Lift out each line of the data that holds "this".

(SUPPLIED MATERIAL Opens)

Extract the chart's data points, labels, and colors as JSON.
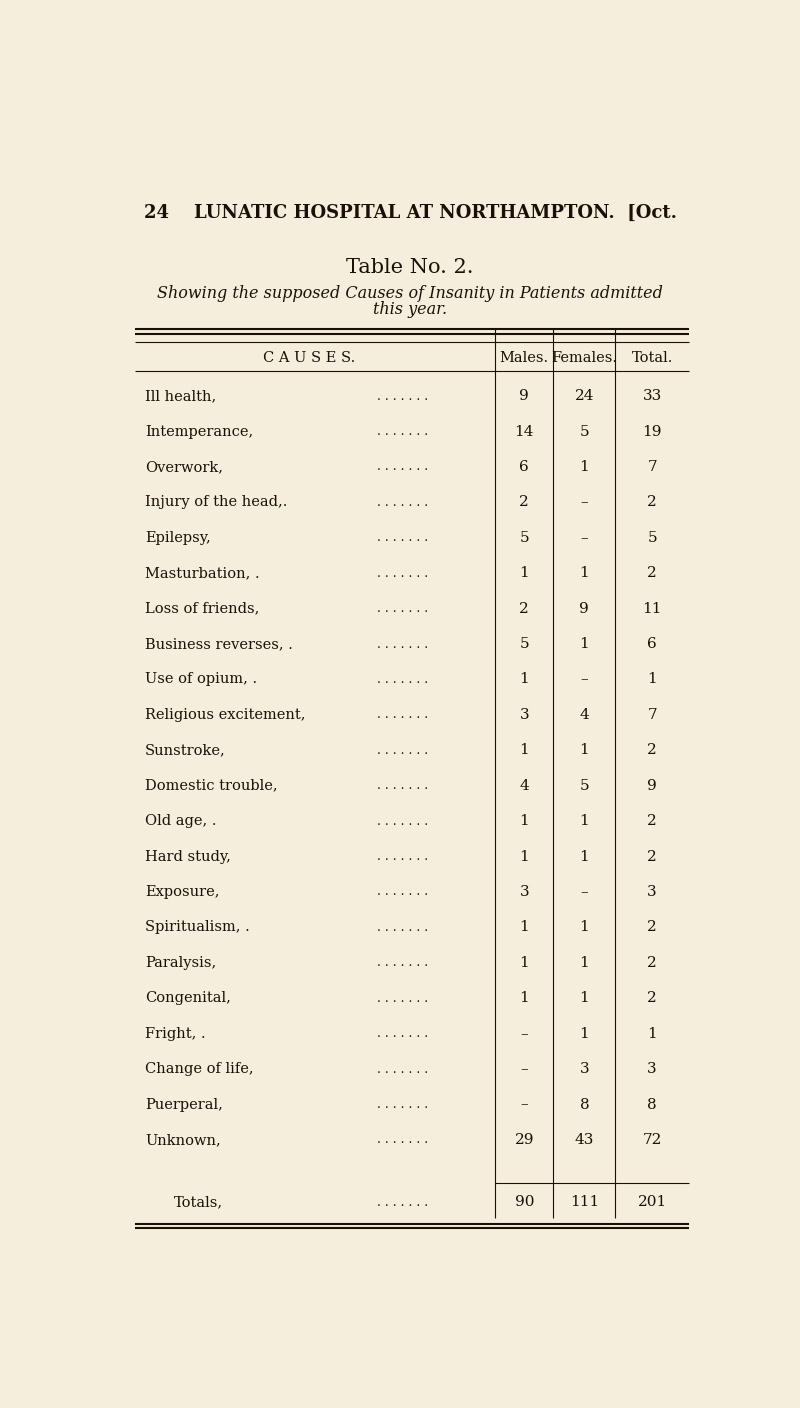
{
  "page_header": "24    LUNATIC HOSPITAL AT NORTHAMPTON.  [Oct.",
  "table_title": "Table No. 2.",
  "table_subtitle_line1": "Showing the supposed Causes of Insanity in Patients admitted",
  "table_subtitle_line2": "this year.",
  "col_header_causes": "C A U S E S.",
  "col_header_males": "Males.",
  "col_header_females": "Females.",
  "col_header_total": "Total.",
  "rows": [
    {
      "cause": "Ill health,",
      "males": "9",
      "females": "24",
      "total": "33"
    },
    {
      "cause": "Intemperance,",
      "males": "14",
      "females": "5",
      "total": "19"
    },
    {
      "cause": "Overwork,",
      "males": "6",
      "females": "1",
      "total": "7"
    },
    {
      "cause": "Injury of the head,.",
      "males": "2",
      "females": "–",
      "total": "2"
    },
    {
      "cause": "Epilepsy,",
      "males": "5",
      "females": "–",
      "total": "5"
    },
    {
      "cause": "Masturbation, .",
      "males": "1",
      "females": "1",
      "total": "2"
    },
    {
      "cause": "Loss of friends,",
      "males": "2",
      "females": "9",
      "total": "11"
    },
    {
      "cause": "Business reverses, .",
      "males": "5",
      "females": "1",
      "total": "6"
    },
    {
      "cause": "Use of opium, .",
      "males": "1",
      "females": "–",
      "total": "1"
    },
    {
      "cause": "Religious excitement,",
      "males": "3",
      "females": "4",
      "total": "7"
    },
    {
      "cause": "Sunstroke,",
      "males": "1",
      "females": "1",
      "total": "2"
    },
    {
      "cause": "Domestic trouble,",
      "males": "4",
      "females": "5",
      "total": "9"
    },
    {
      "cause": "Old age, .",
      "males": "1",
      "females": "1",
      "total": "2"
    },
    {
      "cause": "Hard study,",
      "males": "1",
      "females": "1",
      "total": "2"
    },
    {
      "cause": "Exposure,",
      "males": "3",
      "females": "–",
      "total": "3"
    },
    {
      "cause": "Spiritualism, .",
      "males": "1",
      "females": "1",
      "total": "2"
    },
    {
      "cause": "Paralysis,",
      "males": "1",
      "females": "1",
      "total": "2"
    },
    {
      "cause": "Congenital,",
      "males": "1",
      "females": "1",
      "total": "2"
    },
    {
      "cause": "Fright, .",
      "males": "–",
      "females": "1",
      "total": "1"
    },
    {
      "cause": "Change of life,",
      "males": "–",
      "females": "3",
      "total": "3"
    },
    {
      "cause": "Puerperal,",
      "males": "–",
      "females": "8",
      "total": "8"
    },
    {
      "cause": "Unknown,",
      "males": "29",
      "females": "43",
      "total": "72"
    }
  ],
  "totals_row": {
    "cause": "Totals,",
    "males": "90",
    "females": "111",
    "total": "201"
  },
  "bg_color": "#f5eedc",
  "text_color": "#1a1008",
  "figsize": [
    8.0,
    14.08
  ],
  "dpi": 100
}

(SUPPLIED MATERIAL Closes)
(SUPPLIED MATERIAL Opens)

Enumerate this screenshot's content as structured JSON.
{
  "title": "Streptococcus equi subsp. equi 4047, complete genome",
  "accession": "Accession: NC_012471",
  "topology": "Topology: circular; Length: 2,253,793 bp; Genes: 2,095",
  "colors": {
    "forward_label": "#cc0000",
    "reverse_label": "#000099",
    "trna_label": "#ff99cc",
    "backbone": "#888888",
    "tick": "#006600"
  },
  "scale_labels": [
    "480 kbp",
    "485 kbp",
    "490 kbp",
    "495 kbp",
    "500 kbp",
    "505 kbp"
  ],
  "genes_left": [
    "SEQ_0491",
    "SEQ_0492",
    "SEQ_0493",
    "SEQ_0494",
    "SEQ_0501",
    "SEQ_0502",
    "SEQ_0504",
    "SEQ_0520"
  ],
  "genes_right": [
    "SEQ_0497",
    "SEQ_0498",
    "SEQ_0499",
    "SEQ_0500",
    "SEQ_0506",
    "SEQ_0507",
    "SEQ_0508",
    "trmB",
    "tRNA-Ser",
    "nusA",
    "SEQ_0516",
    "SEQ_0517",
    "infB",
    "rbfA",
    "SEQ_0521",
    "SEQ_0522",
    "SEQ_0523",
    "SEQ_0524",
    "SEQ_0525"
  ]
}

(SUPPLIED MATERIAL Closes)

◆ RESPONSE AREA
  "table_subtitle_line2": "this year.",
Enumerate this screenshot's content as structured JSON.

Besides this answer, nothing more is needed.